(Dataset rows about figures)
----------------------------------------
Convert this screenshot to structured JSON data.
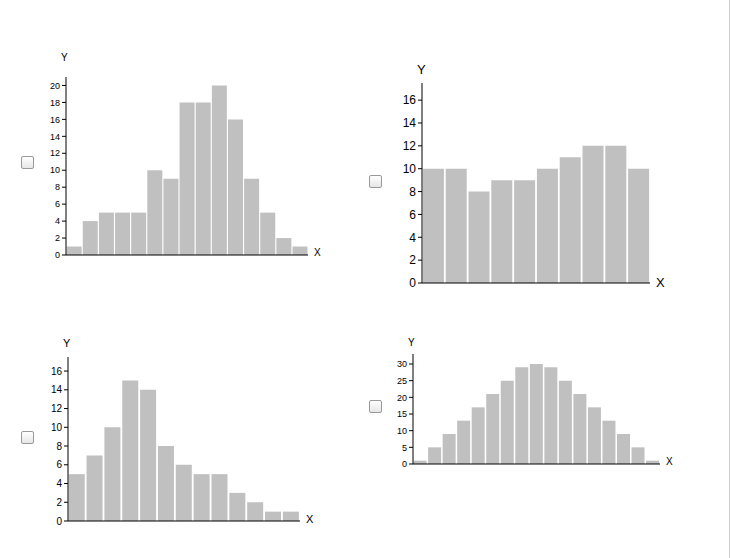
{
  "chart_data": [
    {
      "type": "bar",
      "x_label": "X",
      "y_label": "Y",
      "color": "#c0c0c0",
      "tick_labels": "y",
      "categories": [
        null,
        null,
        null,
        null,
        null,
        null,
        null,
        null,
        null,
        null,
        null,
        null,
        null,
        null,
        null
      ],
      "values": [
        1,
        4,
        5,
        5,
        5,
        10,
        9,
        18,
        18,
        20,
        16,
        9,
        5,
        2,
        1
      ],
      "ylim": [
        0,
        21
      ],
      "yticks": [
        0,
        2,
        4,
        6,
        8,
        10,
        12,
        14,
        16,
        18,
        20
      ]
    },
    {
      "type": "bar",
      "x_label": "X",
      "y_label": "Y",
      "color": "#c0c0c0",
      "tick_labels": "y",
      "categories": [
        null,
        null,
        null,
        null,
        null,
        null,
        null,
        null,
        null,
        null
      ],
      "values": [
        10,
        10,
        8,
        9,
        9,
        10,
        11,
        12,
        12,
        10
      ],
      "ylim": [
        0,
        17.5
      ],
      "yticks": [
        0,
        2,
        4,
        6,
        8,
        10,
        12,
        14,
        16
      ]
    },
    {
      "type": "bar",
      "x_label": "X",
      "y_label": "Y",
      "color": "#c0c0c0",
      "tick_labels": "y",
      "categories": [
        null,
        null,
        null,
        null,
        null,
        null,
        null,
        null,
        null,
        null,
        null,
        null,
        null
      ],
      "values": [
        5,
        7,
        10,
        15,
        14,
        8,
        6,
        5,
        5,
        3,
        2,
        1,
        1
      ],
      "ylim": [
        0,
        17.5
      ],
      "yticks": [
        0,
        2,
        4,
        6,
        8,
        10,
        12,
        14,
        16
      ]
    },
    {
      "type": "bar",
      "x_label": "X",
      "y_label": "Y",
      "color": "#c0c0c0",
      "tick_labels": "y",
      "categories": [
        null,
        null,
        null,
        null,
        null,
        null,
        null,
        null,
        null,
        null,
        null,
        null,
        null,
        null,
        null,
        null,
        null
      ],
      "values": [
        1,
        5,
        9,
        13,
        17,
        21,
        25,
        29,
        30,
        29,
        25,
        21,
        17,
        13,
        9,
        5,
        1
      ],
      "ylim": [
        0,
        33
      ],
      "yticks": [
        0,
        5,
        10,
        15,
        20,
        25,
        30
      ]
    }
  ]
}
----------------------------------------
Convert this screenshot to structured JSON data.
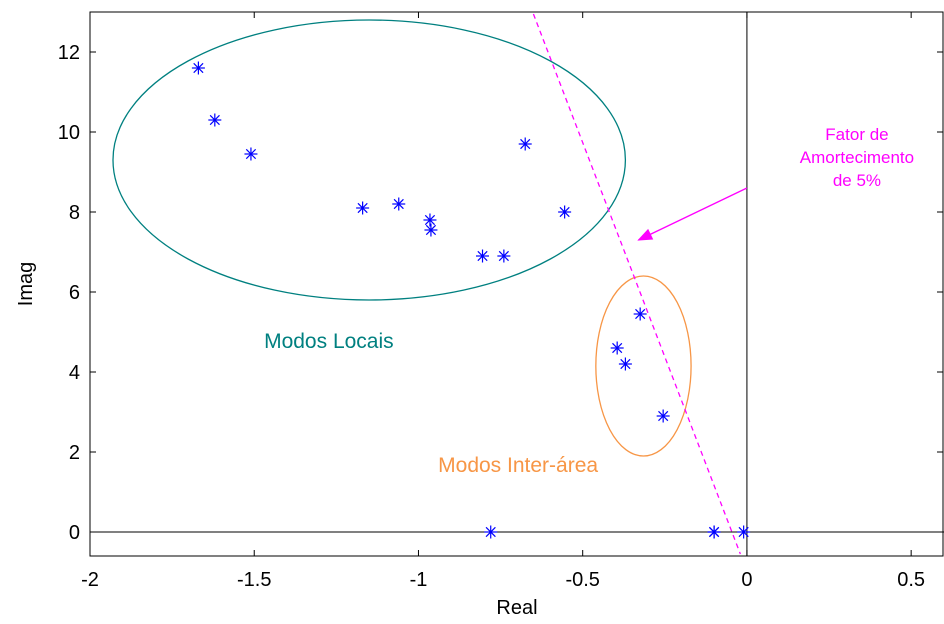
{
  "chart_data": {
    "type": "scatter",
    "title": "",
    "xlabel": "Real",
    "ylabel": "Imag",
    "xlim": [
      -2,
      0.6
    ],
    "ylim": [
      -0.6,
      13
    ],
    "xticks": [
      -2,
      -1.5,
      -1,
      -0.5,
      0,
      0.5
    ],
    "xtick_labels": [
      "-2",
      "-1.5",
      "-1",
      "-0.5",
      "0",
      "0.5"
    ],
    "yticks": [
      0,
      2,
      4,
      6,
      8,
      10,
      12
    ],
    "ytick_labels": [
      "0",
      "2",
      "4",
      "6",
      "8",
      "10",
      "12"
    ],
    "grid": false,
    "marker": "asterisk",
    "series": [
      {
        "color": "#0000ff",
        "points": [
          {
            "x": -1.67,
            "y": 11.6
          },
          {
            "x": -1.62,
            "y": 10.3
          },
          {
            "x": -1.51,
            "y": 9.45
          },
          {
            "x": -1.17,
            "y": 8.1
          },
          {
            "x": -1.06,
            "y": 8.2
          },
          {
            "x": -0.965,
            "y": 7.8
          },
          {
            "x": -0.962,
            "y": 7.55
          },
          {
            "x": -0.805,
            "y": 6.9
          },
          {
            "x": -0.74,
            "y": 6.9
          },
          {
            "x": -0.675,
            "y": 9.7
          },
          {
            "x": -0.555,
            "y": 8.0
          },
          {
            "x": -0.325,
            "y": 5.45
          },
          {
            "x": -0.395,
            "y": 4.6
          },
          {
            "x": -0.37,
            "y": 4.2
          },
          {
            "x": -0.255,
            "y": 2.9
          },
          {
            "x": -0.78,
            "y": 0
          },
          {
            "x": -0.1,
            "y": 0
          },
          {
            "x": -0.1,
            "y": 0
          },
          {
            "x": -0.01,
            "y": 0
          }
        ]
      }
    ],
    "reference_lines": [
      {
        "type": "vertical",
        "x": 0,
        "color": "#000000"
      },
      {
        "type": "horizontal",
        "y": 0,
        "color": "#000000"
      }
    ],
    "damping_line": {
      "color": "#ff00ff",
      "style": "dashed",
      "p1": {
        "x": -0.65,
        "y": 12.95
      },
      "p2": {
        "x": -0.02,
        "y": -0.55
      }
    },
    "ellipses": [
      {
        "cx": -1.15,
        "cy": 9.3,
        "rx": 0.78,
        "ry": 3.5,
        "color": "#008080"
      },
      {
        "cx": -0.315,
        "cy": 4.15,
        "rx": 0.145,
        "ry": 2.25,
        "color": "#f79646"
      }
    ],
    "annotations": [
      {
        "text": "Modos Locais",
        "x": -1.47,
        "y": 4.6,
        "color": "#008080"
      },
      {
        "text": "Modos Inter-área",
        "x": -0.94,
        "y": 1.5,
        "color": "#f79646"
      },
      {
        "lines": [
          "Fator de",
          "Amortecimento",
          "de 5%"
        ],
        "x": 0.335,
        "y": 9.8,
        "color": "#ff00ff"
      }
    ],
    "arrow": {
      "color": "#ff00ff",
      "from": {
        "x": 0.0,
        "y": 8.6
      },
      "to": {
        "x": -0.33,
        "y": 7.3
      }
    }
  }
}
----------------------------------------
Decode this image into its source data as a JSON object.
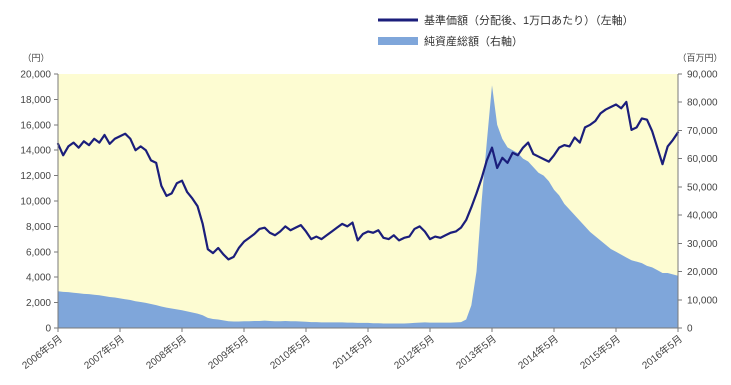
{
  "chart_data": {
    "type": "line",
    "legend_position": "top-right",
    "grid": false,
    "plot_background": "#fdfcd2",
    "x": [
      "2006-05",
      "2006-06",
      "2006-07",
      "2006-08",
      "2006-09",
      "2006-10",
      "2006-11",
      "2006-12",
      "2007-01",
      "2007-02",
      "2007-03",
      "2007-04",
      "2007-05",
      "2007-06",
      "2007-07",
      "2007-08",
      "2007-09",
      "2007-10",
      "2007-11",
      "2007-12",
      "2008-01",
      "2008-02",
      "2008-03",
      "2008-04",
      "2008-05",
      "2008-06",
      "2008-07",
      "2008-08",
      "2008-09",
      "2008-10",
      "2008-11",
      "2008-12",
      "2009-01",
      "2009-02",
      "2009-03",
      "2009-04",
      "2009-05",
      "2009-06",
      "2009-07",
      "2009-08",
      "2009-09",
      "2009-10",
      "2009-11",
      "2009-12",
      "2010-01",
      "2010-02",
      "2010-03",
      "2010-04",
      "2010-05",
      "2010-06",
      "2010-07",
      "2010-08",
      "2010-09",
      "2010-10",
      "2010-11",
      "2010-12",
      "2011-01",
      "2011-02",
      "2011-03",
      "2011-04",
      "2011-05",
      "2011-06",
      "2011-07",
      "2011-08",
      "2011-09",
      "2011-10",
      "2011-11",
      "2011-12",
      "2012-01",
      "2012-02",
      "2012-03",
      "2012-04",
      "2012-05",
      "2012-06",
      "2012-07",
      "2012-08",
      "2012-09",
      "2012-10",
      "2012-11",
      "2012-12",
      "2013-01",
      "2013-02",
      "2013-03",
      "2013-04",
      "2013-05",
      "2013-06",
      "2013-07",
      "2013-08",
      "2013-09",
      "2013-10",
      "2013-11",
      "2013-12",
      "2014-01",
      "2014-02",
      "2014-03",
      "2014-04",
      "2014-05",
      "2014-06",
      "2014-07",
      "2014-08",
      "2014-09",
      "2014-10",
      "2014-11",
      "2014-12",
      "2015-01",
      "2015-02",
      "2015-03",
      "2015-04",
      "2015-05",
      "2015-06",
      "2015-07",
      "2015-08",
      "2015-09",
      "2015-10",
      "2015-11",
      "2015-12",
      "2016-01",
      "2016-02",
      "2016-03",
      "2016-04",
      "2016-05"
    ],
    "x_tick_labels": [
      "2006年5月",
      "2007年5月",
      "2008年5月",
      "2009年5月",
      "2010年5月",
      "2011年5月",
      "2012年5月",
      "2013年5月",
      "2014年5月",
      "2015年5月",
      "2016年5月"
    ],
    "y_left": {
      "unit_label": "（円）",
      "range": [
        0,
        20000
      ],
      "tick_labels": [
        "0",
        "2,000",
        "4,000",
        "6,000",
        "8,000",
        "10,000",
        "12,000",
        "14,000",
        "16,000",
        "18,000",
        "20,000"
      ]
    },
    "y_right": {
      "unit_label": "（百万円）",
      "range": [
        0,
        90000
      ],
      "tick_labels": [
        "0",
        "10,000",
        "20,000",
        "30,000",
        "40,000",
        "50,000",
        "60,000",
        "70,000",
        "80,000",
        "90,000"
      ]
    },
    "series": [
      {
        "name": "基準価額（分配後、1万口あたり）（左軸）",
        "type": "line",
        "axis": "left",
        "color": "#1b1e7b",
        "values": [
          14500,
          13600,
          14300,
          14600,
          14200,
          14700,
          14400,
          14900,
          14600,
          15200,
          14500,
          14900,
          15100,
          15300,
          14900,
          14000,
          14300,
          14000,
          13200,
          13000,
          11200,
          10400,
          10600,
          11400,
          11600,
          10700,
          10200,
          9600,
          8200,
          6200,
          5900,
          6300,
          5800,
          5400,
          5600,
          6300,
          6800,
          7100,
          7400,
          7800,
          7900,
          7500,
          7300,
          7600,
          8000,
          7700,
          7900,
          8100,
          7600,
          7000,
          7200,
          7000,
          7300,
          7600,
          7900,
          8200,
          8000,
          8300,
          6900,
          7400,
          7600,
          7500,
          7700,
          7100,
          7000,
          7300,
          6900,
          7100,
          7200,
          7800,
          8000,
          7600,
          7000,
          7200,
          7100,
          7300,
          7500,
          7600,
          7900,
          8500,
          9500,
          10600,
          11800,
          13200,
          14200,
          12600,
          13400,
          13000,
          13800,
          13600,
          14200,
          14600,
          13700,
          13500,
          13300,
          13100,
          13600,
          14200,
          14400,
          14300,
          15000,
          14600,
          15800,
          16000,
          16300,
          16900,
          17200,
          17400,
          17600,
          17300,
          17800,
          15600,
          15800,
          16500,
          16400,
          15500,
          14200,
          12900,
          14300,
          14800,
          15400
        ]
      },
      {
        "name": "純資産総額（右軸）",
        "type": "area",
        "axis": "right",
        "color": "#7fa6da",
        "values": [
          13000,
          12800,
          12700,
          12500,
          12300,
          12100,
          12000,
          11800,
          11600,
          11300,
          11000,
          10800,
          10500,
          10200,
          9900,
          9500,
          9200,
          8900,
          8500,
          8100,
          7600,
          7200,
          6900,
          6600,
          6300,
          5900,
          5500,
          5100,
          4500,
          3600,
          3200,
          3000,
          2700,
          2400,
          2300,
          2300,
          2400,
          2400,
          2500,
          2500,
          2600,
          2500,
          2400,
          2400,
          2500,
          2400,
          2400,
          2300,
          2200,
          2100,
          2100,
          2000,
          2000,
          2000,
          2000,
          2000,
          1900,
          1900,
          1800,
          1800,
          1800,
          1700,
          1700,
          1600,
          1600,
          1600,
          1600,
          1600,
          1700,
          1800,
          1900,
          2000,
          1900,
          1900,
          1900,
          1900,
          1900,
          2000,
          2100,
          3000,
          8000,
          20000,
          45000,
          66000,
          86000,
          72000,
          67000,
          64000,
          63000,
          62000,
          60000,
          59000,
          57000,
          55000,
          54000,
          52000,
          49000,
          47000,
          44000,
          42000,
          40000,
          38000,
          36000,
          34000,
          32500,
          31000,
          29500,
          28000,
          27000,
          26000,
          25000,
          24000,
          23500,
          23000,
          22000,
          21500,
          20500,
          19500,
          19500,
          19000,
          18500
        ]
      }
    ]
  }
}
----------------------------------------
### WHAT YOU SHOULD DO
Copy each line of the preceding data that contains the string "type".

### FINAL RESULT
      "type": "bar",
      "type": "bar",
      "type": "bar",
      "type": "bar",
    "type": "scatter",
        "type": "vertical",
        "type": "horizontal",
    "type": "line",
        "type": "line",
        "type": "area",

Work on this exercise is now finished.